Entries with figure data
——

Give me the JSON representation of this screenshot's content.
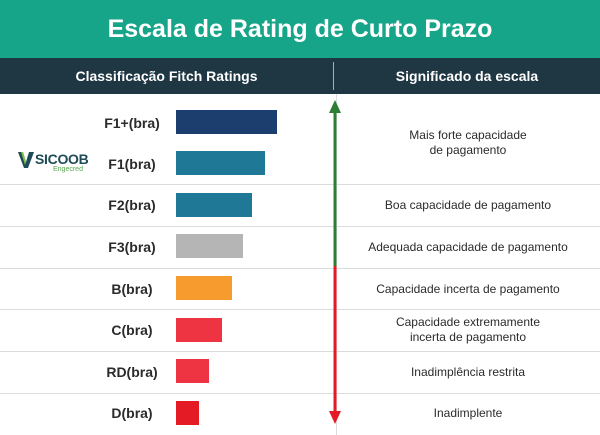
{
  "title": "Escala de Rating de Curto Prazo",
  "header": {
    "col_left": "Classificação Fitch Ratings",
    "col_right": "Significado da escala"
  },
  "logo": {
    "name": "SICOOB",
    "subtitle": "Engecred"
  },
  "ratings": [
    {
      "code": "F1+(bra)",
      "bar_length": 1.0,
      "color": "#1b3e6e"
    },
    {
      "code": "F1(bra)",
      "bar_length": 0.88,
      "color": "#1e7896"
    },
    {
      "code": "F2(bra)",
      "bar_length": 0.75,
      "color": "#1e7896"
    },
    {
      "code": "F3(bra)",
      "bar_length": 0.66,
      "color": "#b5b5b5"
    },
    {
      "code": "B(bra)",
      "bar_length": 0.55,
      "color": "#f79b2e"
    },
    {
      "code": "C(bra)",
      "bar_length": 0.46,
      "color": "#ee3342"
    },
    {
      "code": "RD(bra)",
      "bar_length": 0.33,
      "color": "#ee3342"
    },
    {
      "code": "D(bra)",
      "bar_length": 0.23,
      "color": "#e41b25"
    }
  ],
  "meanings": [
    {
      "line1": "Mais forte capacidade",
      "line2": "de pagamento"
    },
    {
      "line1": "Boa capacidade de pagamento",
      "line2": ""
    },
    {
      "line1": "Adequada capacidade de pagamento",
      "line2": ""
    },
    {
      "line1": "Capacidade incerta de pagamento",
      "line2": ""
    },
    {
      "line1": "Capacidade extremamente",
      "line2": "incerta de pagamento"
    },
    {
      "line1": "Inadimplência restrita",
      "line2": ""
    },
    {
      "line1": "Inadimplente",
      "line2": ""
    }
  ],
  "colors": {
    "banner": "#17a589",
    "header": "#1f3643",
    "arrow_up": "#2e7d32",
    "arrow_down": "#e41b25"
  }
}
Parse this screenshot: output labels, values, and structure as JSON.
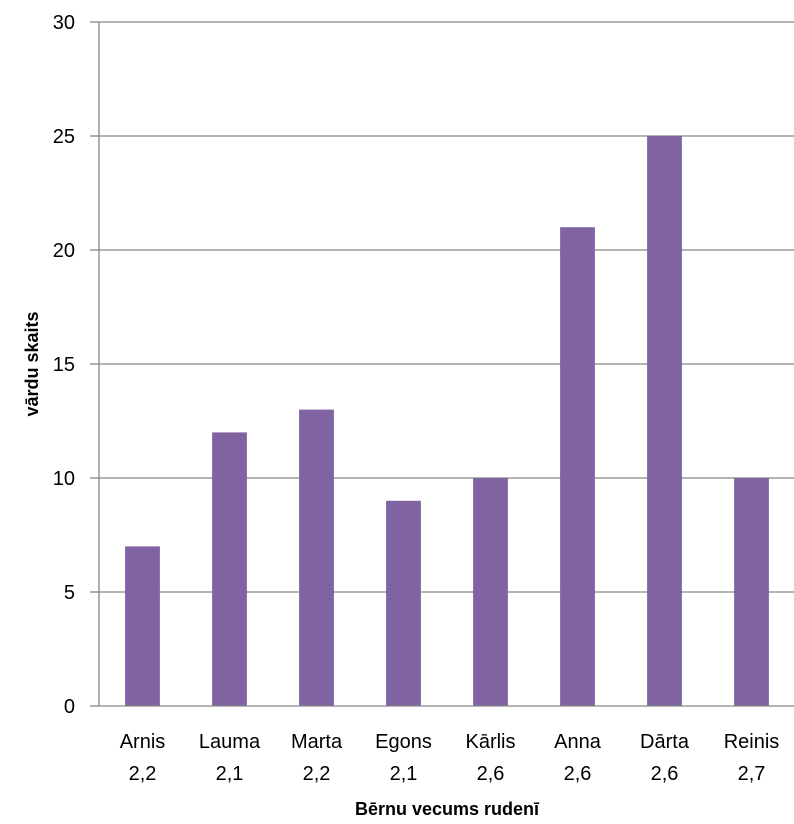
{
  "chart_data": {
    "type": "bar",
    "title": "",
    "xlabel": "Bērnu vecums rudenī",
    "ylabel": "vārdu skaits",
    "categories": [
      [
        "Arnis",
        "2,2"
      ],
      [
        "Lauma",
        "2,1"
      ],
      [
        "Marta",
        "2,2"
      ],
      [
        "Egons",
        "2,1"
      ],
      [
        "Kārlis",
        "2,6"
      ],
      [
        "Anna",
        "2,6"
      ],
      [
        "Dārta",
        "2,6"
      ],
      [
        "Reinis",
        "2,7"
      ]
    ],
    "values": [
      7,
      12,
      13,
      9,
      10,
      21,
      25,
      10
    ],
    "ylim": [
      0,
      30
    ],
    "yticks": [
      0,
      5,
      10,
      15,
      20,
      25,
      30
    ],
    "grid": true,
    "legend": "none",
    "bar_color": "#8064A2",
    "grid_color": "#868686",
    "axis_color": "#868686"
  }
}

——

* **THE REQUEST**: Reproduce each line from the records that contains the word "incerta".

* **TASK SOLUTION**:
      "line1": "Capacidade incerta de pagamento",
      "line2": "incerta de pagamento"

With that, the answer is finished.